El Tranvía de Cúcuta también tuvo su sino trágico. No fueron pocos los accidentes leves, graves y fatales que se produjeron en sus rutas. Carlos Luis Jácome en ‘Cúcuta de Otros Días’, cuenta dos casos famosos que conmovieron a la sociedad cucuteña de principios del Siglo XX.

El primero fue el del abogado y ex Secretario de Gobierno, Eduardo Silva, llamado ‘El Chatico’, a quien el 28 de febrero de 1928, el Tranvía le cercenó de tajo su pie derecho cuando, en juegos de niños, intentaba subir sin pagar el pasaje luego de perseguir a la locomotora. El hecho tuvo lugar en la actual Calle Diez entre Avenidas Cuarta y Quinta, llamada entonces Calle Nariño, frente a un almacén conocido como Joyería El Sol.

Poco tiempo después sería otro chicuelo travieso, Luis Eduardo Salas, quien dejara sobre los rieles del tren los cinco dedos de su pie izquierdo.

“No sólo eso. Hubo accidentes fatales que le costaron la vida a mas de un borrachín”, comenta Sándalo Pérez, “Arriba para los lados del Cementerio Central, lo que se llamaba el Camellón del Cementerio y el Pozo del Carmen, que eran los sitios donde se concentraban las tabernas, los borrachos salían envalentonados y sin darse cuenta se le atravesaban al paso a la locomotora. Otros perdían un brazo, una pierna o quedaban muy mal de por vida porque esos rieles eran como cuchillos afilados” Culmina.

• _Por hacer_:
1. Reproduce del texto sobre el tranvía de Cúcuta el fragmento que empieza con las palabras que contienen "El primero fue" y termina con "su pie izquierdo.".
2. Prosigue el texto sobre los accidentes del tranvía de Cúcuta a partir de su última oración.
Los datos provienen de una fuente distinta.

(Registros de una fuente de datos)
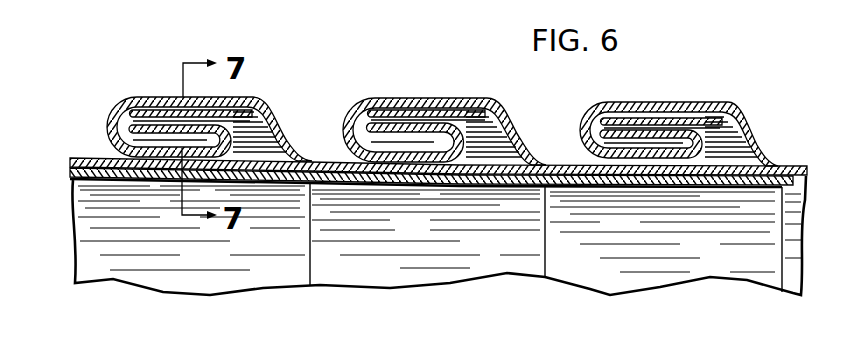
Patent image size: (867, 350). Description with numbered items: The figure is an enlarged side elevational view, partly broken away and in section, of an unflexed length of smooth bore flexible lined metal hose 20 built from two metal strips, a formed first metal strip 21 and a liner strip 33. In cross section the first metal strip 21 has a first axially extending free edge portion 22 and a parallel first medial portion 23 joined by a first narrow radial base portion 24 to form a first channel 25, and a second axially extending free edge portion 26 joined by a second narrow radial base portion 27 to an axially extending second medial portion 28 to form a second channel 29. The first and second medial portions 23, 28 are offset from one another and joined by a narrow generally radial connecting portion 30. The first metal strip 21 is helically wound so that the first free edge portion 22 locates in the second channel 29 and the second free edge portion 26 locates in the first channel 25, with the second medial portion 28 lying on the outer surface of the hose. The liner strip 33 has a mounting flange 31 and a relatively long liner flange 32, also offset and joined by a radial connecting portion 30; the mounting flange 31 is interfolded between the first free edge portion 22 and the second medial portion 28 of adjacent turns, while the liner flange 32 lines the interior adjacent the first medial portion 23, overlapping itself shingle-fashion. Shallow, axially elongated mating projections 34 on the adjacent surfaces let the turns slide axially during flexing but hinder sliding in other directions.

The flexible lined metal hose 20 is at (117, 84).
The first metal strip 21 is at (266, 95).
The first axially extending free edge portion 22 is at (165, 130).
The first medial portion 23 is at (182, 136).
The first narrow radial base portion 24 is at (234, 153).
The first channel 25 is at (229, 152).
The second axially extending free edge portion 26 is at (138, 176).
The second narrow radial base portion 27 is at (117, 128).
The second medial portion 28 is at (155, 97).
The second channel 29 is at (112, 106).
The radial connecting portion 30 is at (291, 118).
The mounting flange 31 is at (472, 116).
The liner flange 32 is at (685, 180).
The liner strip 33 is at (297, 193).
The mating projections 34 is at (639, 104).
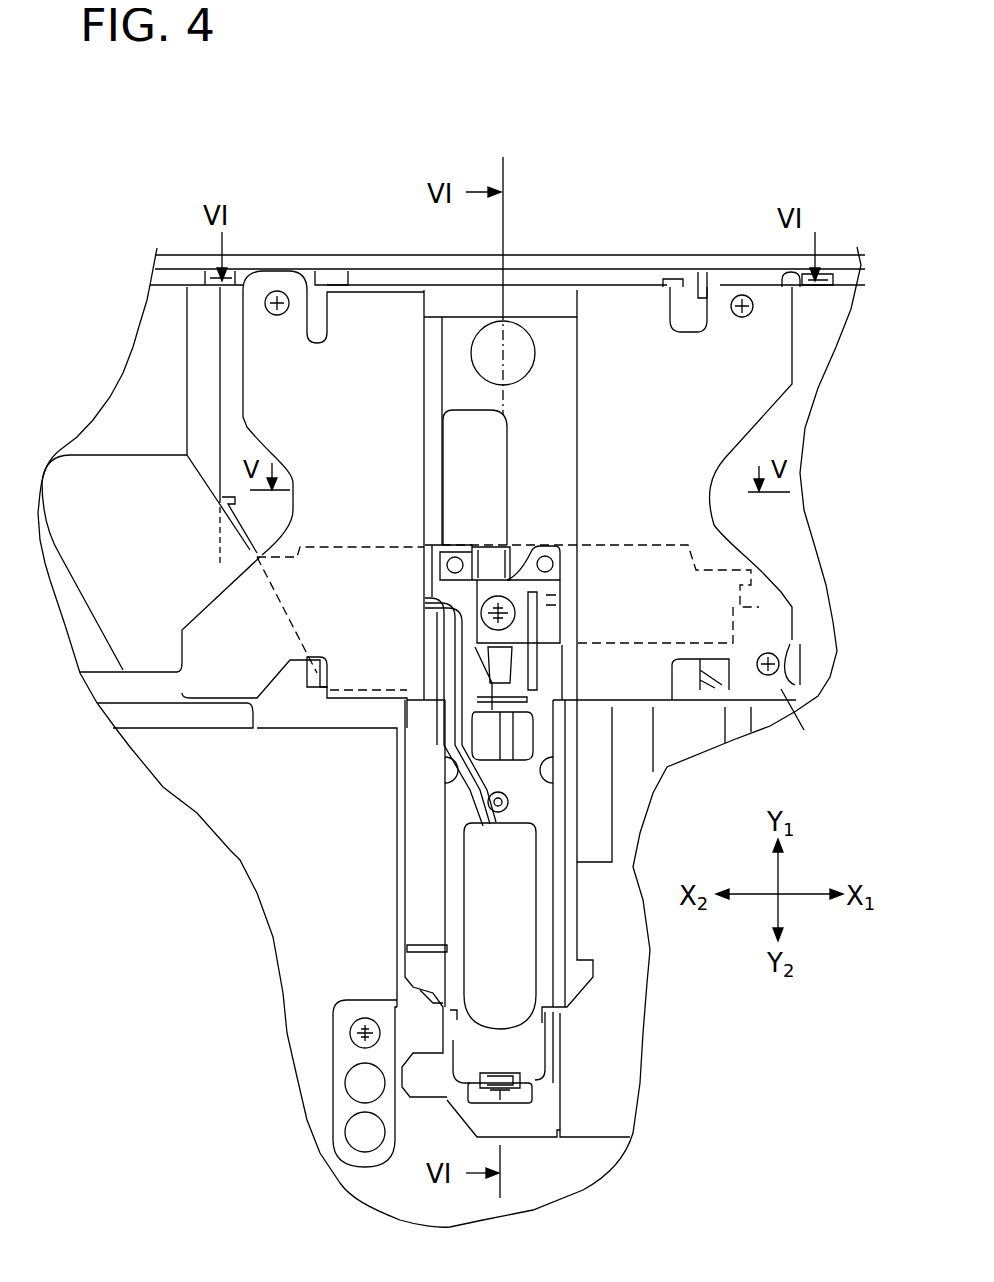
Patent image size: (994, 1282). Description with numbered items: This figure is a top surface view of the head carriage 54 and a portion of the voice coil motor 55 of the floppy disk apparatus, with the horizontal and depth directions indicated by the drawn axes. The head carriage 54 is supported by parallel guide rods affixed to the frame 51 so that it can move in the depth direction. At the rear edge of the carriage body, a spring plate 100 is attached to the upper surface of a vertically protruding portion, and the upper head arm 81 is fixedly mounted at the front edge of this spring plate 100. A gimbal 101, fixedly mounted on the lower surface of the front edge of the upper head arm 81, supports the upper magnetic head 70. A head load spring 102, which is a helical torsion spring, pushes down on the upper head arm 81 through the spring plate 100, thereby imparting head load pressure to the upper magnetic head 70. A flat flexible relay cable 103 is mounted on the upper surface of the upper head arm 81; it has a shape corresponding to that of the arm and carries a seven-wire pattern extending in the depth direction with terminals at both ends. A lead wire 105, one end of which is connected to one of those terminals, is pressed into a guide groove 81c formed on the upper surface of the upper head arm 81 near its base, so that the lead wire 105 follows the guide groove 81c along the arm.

The frame 51 is at (817, 272).
The head carriage 54 is at (444, 857).
The voice coil motor 55 is at (377, 282).
The upper magnetic head 70 is at (513, 1100).
The upper head arm 81 is at (455, 808).
The guide groove 81c is at (453, 697).
The spring plate 100 is at (550, 623).
The gimbal 101 is at (530, 545).
The head load spring 102 is at (485, 545).
The flat flexible relay cable 103 is at (517, 918).
The lead wire 105 is at (453, 727).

• _Resultados_:
1.
El primero fue el del abogado y ex Secretario de Gobierno, Eduardo Silva, llamado ‘El Chatico’, a quien el 28 de febrero de 1928, el Tranvía le cercenó de tajo su pie derecho cuando, en juegos de niños, intentaba subir sin pagar el pasaje luego de perseguir a la locomotora. El hecho tuvo lugar en la actual Calle Diez entre Avenidas Cuarta y Quinta, llamada entonces Calle Nariño, frente a un almacén conocido como Joyería El Sol.

Poco tiempo después sería otro chicuelo travieso, Luis Eduardo Salas, quien dejara sobre los rieles del tren los cinco dedos de su pie izquierdo.

2.
El Tranvía suspendió sus servicios el 1 de Noviembre de 1941, cuando el asfalto empezó a cubrir las calles de la ciudad para dar paso a los automóviles. En 1965 la hermosa y casi centenaria Estación Cúcuta fue demolida para dar paso a la construcción de la Central de Transportes y entró a formar parte de la triste y célebre lista de monumentos históricos despreciados por los propios habitantes de la ciudad a la que han prestado sus servicios.

En el sitio de la Estación Rosetal funciona desde hace años una bomba de gasolina que, por lo menos, lleva su mismo nombre, pero dista mucho de rendir homenaje a la memoria histórica de aquel sitio que, en aquel entonces, era el punto mas oriental de la vieja población de San José.

La Estación Sur no corre mejor suerte. Su otrora hermosa e imponente estructura arquitectónica es refugio hoy de talleres de mecánica y depósitos de pinturas, materiales y chatarra. Está pintarrajeada de muchos y muy feos colores y en su fachada se presentan, como signo sacrílego, anuncios publicitarios como prueba fidedigna del desdén y la ignominia con que los moradores de Cúcuta se comportan frente a su pasado.

Muchos de quienes pasan hoy por la Avenida Primera en el sector de San Rafael, ni siquiera se alcanzan a imaginar que ese monumento a la desidia y el mal gusto fue el punto de llegada más austral del tranvía municipal y el punto de partida del Ferrocarril de la Frontera hacia el sur.

De Los Balkanes, La Estrella, Puente Espuma y Puente Tatuco, solo queda el recuerdo.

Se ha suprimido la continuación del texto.